● Exercise directions: List all lines of the data that include the string "into".

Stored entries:
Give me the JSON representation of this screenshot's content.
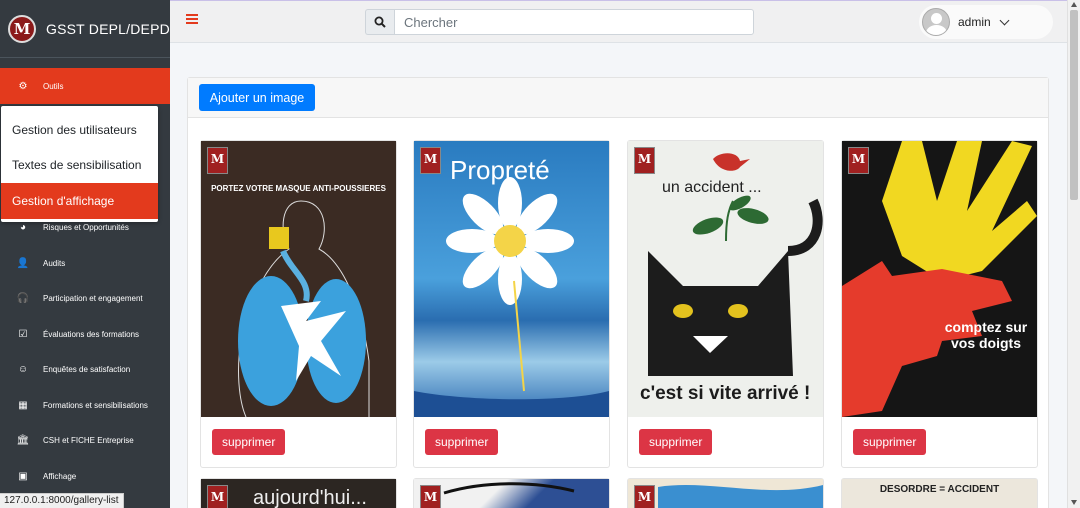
{
  "brand": {
    "title": "GSST DEPL/DEPD",
    "logo_letter": "M"
  },
  "sidebar": {
    "items": [
      {
        "label": "Outils",
        "icon": "gear-icon",
        "active": true
      },
      {
        "label": "Risques et Opportunités",
        "icon": "pie-chart-icon"
      },
      {
        "label": "Audits",
        "icon": "user-check-icon"
      },
      {
        "label": "Participation et engagement",
        "icon": "headset-icon"
      },
      {
        "label": "Évaluations des formations",
        "icon": "clipboard-check-icon"
      },
      {
        "label": "Enquêtes de satisfaction",
        "icon": "smile-icon"
      },
      {
        "label": "Formations et sensibilisations",
        "icon": "calendar-icon"
      },
      {
        "label": "CSH et FICHE Entreprise",
        "icon": "bank-icon"
      },
      {
        "label": "Affichage",
        "icon": "images-icon"
      }
    ],
    "submenu": [
      {
        "label": "Gestion des utilisateurs"
      },
      {
        "label": "Textes de sensibilisation"
      },
      {
        "label": "Gestion d'affichage",
        "active": true
      }
    ]
  },
  "header": {
    "search_placeholder": "Chercher",
    "user_name": "admin"
  },
  "gallery": {
    "add_label": "Ajouter un image",
    "delete_label": "supprimer",
    "posters": [
      {
        "text": "PORTEZ VOTRE MASQUE ANTI-POUSSIERES"
      },
      {
        "text": "Propreté"
      },
      {
        "text_top": "un accident ...",
        "text_bottom": "c'est si vite arrivé !"
      },
      {
        "text": "comptez sur vos doigts"
      }
    ],
    "row2": [
      {
        "text": "aujourd'hui..."
      },
      {
        "text": ""
      },
      {
        "text": ""
      },
      {
        "text": "DESORDRE = ACCIDENT"
      }
    ]
  },
  "status_url": "127.0.0.1:8000/gallery-list"
}
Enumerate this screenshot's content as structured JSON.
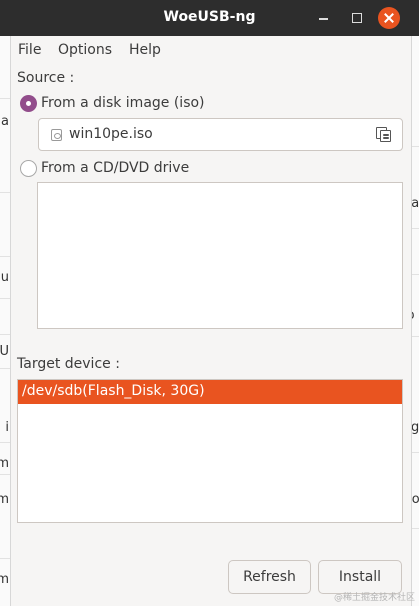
{
  "window": {
    "title": "WoeUSB-ng",
    "close_color": "#e95420"
  },
  "menu": {
    "file": "File",
    "options": "Options",
    "help": "Help"
  },
  "source": {
    "label": "Source :",
    "disk_image_option": "From a disk image (iso)",
    "disk_image_selected": true,
    "file_value": "win10pe.iso",
    "cd_option": "From a CD/DVD drive",
    "cd_selected": false
  },
  "target": {
    "label": "Target device :",
    "devices": [
      "/dev/sdb(Flash_Disk, 30G)"
    ],
    "selected_color": "#e95420"
  },
  "buttons": {
    "refresh": "Refresh",
    "install": "Install"
  },
  "background": {
    "left_fragments": [
      "ma",
      "ou",
      "U",
      "i",
      "m",
      "m",
      "m"
    ],
    "right_fragments": [
      "na",
      "io",
      "ag",
      "tio"
    ]
  },
  "watermark": "@稀土掘金技术社区"
}
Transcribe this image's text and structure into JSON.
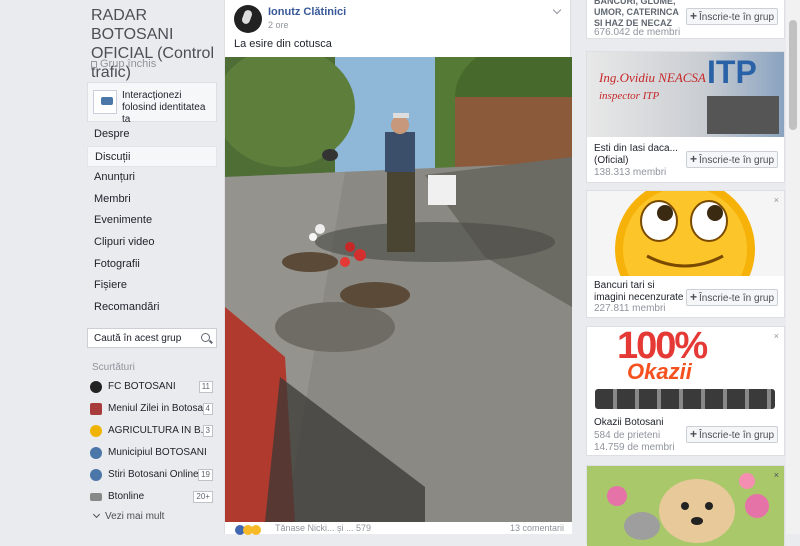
{
  "group": {
    "title": "RADAR BOTOSANI OFICIAL (Control trafic)",
    "type": "Grup închis",
    "identity_text": "Interacționezi folosind identitatea ta"
  },
  "nav": {
    "items": [
      "Despre",
      "Discuții",
      "Anunțuri",
      "Membri",
      "Evenimente",
      "Clipuri video",
      "Fotografii",
      "Fișiere",
      "Recomandări"
    ],
    "active": "Discuții"
  },
  "search": {
    "placeholder": "Caută în acest grup"
  },
  "shortcuts": {
    "heading": "Scurtături",
    "items": [
      {
        "label": "FC BOTOSANI",
        "count": "11",
        "color": "#222222"
      },
      {
        "label": "Meniul Zilei in Botosani",
        "count": "4",
        "color": "#a83c3c"
      },
      {
        "label": "AGRICULTURA IN B...",
        "count": "3",
        "color": "#f0b400"
      },
      {
        "label": "Municipiul BOTOSANI",
        "count": "",
        "color": "#4a76a8"
      },
      {
        "label": "Stiri Botosani Online",
        "count": "19",
        "color": "#4a76a8"
      },
      {
        "label": "Btonline",
        "count": "20+",
        "color": "#888888"
      }
    ],
    "more": "Vezi mai mult"
  },
  "post": {
    "author": "Ionutz Clătinici",
    "time": "2 ore",
    "text": "La esire din cotusca",
    "reactions_text": "Tănase Nicki... și ... 579",
    "comments_text": "13 comentarii"
  },
  "suggestions": [
    {
      "name": "BANCURI, GLUME, UMOR, CATERINCA SI HAZ DE NECAZ",
      "members": "676.042 de membri",
      "join": "Înscrie-te în grup"
    },
    {
      "name": "Esti din Iasi daca... (Oficial)",
      "members": "138.313 membri",
      "join": "Înscrie-te în grup",
      "ad_title": "Ing.Ovidiu NEACSA",
      "ad_sub": "inspector ITP",
      "ad_brand": "ITP"
    },
    {
      "name": "Bancuri tari si imagini necenzurate",
      "members": "227.811 membri",
      "join": "Înscrie-te în grup",
      "close": "×"
    },
    {
      "name": "Okazii Botosani",
      "members_line1": "584 de prieteni",
      "members": "14.759 de membri",
      "join": "Înscrie-te în grup",
      "close": "×",
      "ad_big": "100%",
      "ad_brand": "Okazii"
    },
    {
      "close": "×"
    }
  ]
}
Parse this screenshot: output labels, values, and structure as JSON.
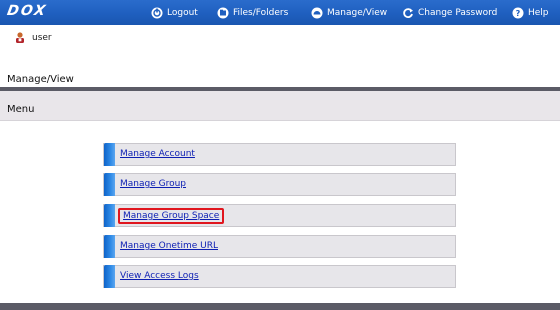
{
  "app": {
    "logo_text": "DOX",
    "brand_color": "#1f5fbf"
  },
  "nav": {
    "logout": {
      "label": "Logout",
      "icon": "logout-icon"
    },
    "files": {
      "label": "Files/Folders",
      "icon": "folders-icon"
    },
    "manage": {
      "label": "Manage/View",
      "icon": "manage-icon"
    },
    "password": {
      "label": "Change Password",
      "icon": "refresh-icon"
    },
    "help": {
      "label": "Help",
      "icon": "help-icon"
    }
  },
  "user": {
    "name": "user",
    "icon": "user-icon"
  },
  "page": {
    "section_title": "Manage/View",
    "menu_title": "Menu"
  },
  "menu": {
    "items": [
      {
        "label": "Manage Account",
        "selected": false
      },
      {
        "label": "Manage Group",
        "selected": false
      },
      {
        "label": "Manage Group Space",
        "selected": true
      },
      {
        "label": "Manage Onetime URL",
        "selected": false
      },
      {
        "label": "View Access Logs",
        "selected": false
      }
    ],
    "highlight_color": "#e0161e",
    "link_color": "#0d1fb3"
  }
}
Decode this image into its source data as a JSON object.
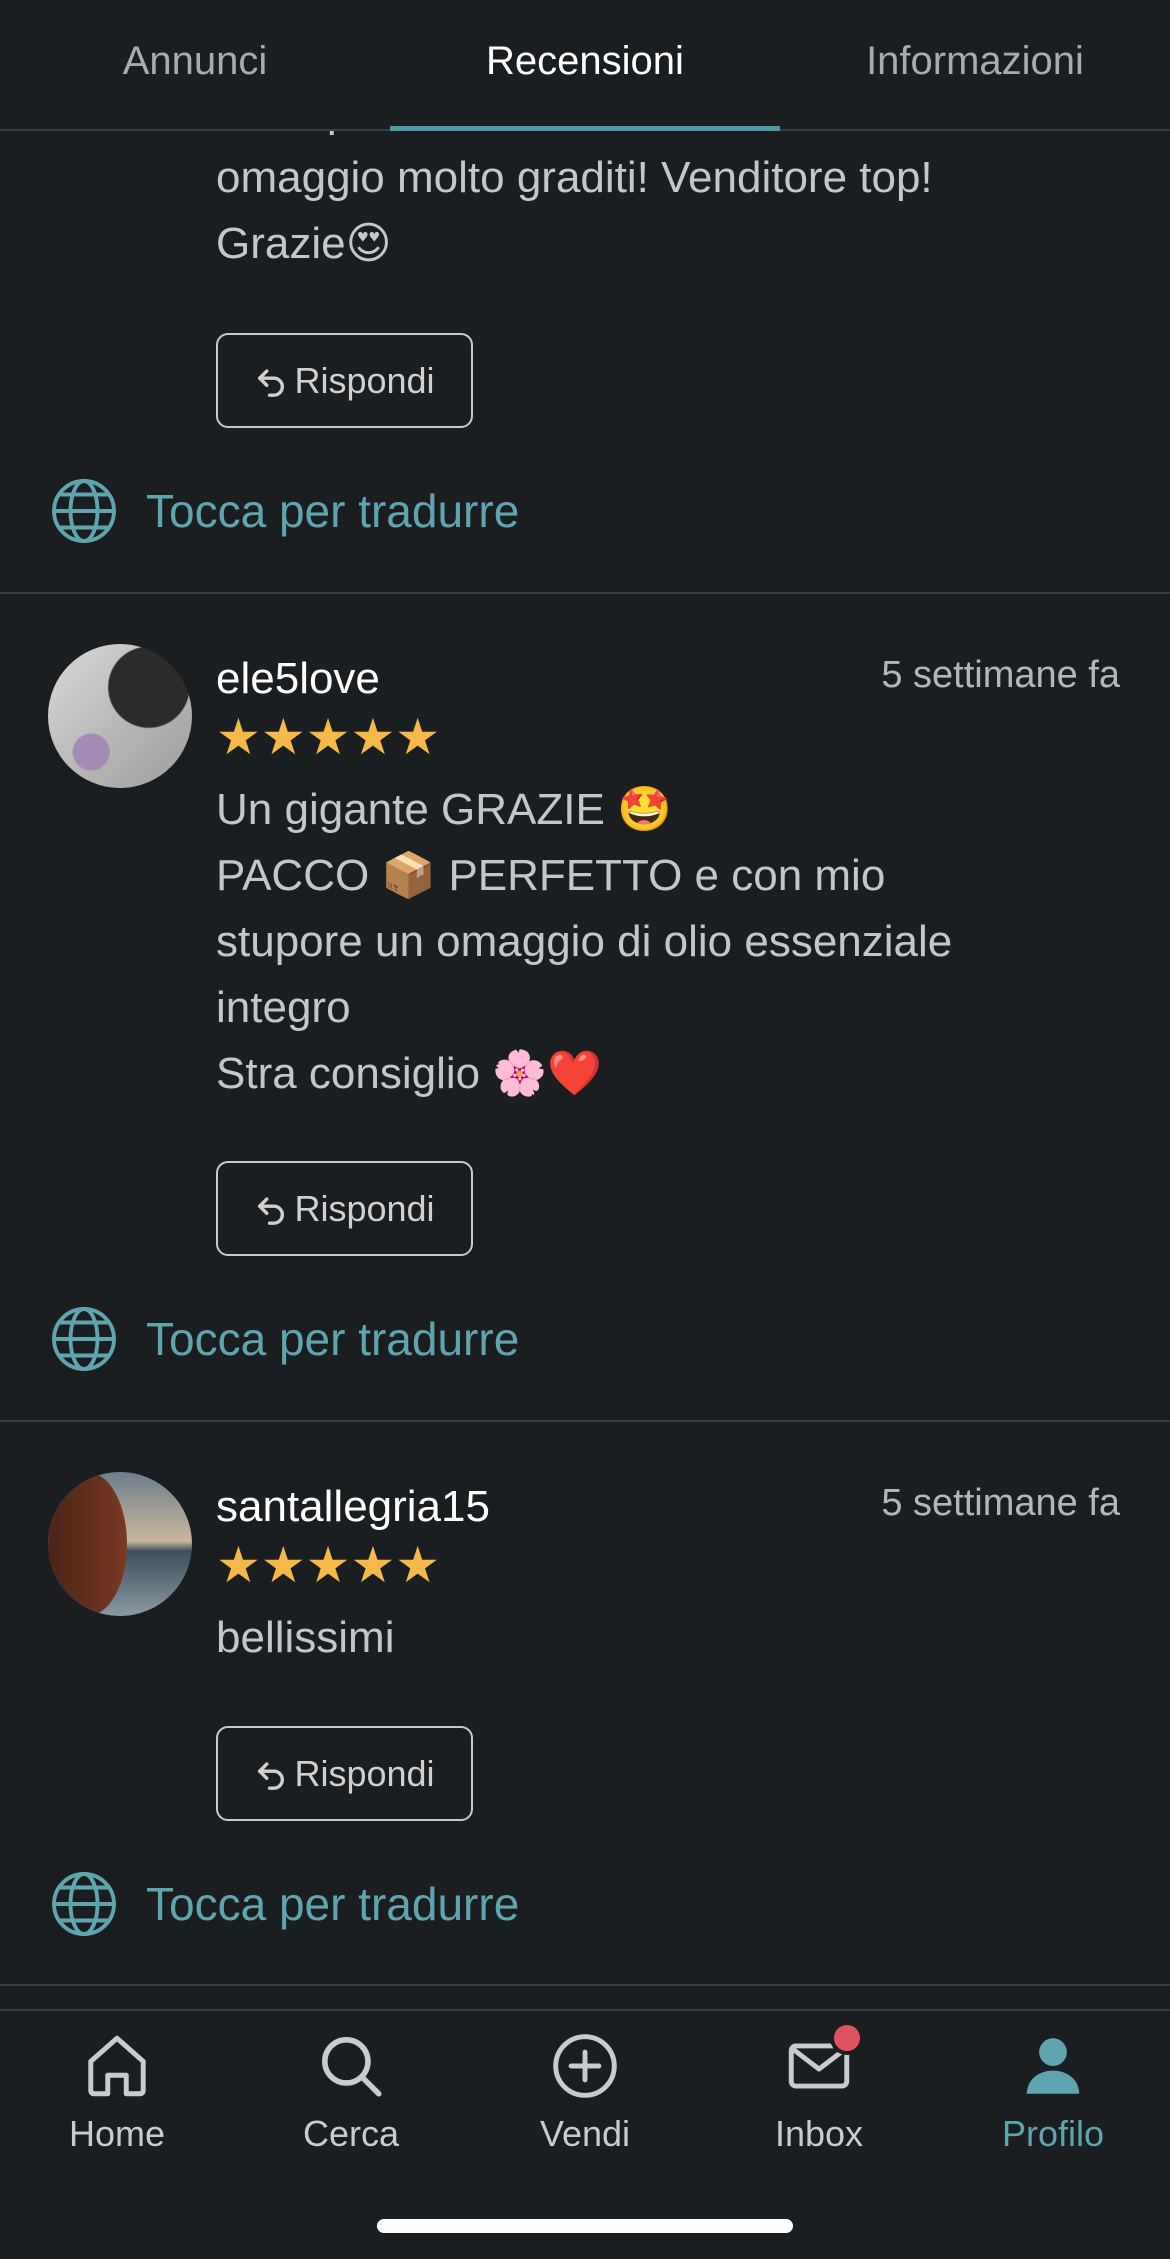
{
  "tabs": [
    {
      "label": "Annunci"
    },
    {
      "label": "Recensioni"
    },
    {
      "label": "Informazioni"
    }
  ],
  "reviews": [
    {
      "comment": "Tutto perfetto e con due flaconcini in\nomaggio molto graditi! Venditore top!\nGrazie😍",
      "reply_label": "Rispondi",
      "translate_label": "Tocca per tradurre"
    },
    {
      "username": "ele5love",
      "time": "5 settimane fa",
      "stars": "★★★★★",
      "rating": 5,
      "comment": "Un gigante GRAZIE 🤩\nPACCO 📦 PERFETTO e con mio\nstupore un omaggio di olio essenziale\nintegro\nStra consiglio 🌸❤️",
      "reply_label": "Rispondi",
      "translate_label": "Tocca per tradurre"
    },
    {
      "username": "santallegria15",
      "time": "5 settimane fa",
      "stars": "★★★★★",
      "rating": 5,
      "comment": "bellissimi",
      "reply_label": "Rispondi",
      "translate_label": "Tocca per tradurre"
    }
  ],
  "bottom_nav": [
    {
      "label": "Home",
      "icon": "home-icon"
    },
    {
      "label": "Cerca",
      "icon": "search-icon"
    },
    {
      "label": "Vendi",
      "icon": "plus-circle-icon"
    },
    {
      "label": "Inbox",
      "icon": "mail-icon"
    },
    {
      "label": "Profilo",
      "icon": "profile-icon"
    }
  ],
  "colors": {
    "background": "#1b1e20",
    "accent": "#5fa5b0",
    "star": "#f5b94a",
    "badge": "#e05260"
  }
}
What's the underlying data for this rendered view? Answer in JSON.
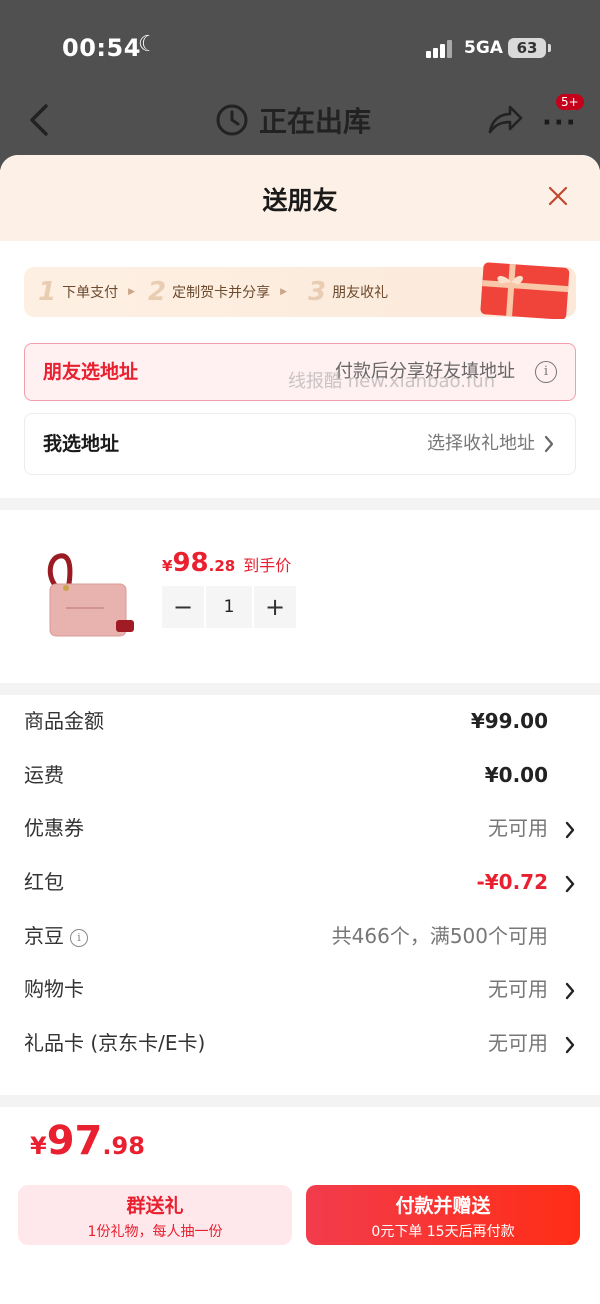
{
  "status": {
    "time": "00:54",
    "network": "5GA",
    "battery": "63"
  },
  "nav": {
    "title": "正在出库",
    "badge": "5+",
    "more": "···"
  },
  "sheet": {
    "title": "送朋友",
    "steps": [
      {
        "num": "1",
        "label": "下单支付"
      },
      {
        "num": "2",
        "label": "定制贺卡并分享"
      },
      {
        "num": "3",
        "label": "朋友收礼"
      }
    ]
  },
  "address": {
    "friend": {
      "label": "朋友选地址",
      "hint": "付款后分享好友填地址"
    },
    "mine": {
      "label": "我选地址",
      "hint": "选择收礼地址"
    },
    "watermark": "线报酷 new.xianbao.fun"
  },
  "product": {
    "currency": "¥",
    "price_int": "98",
    "price_dec": ".28",
    "price_tag": "到手价",
    "quantity": "1",
    "minus": "−",
    "plus": "+"
  },
  "fees": [
    {
      "key": "商品金额",
      "value": "¥99.00",
      "style": "bold",
      "chevron": false
    },
    {
      "key": "运费",
      "value": "¥0.00",
      "style": "bold",
      "chevron": false
    },
    {
      "key": "优惠券",
      "value": "无可用",
      "style": "dim",
      "chevron": true
    },
    {
      "key": "红包",
      "value": "-¥0.72",
      "style": "red",
      "chevron": true
    },
    {
      "key": "京豆",
      "value": "共466个，满500个可用",
      "style": "dim",
      "chevron": false,
      "info": true
    },
    {
      "key": "购物卡",
      "value": "无可用",
      "style": "dim",
      "chevron": true
    },
    {
      "key": "礼品卡 (京东卡/E卡)",
      "value": "无可用",
      "style": "dim",
      "chevron": true
    }
  ],
  "total": {
    "currency": "¥",
    "int": "97",
    "dec": ".98"
  },
  "buttons": {
    "group": {
      "main": "群送礼",
      "sub": "1份礼物，每人抽一份"
    },
    "pay": {
      "main": "付款并赠送",
      "sub": "0元下单 15天后再付款"
    }
  },
  "colors": {
    "accent": "#e8202f",
    "sheet_header": "#fdf1e7",
    "overlay": "#505050"
  }
}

● Correct output:
Transcribe this image's text and structure into JSON.
Decode this image into its source data as a JSON object.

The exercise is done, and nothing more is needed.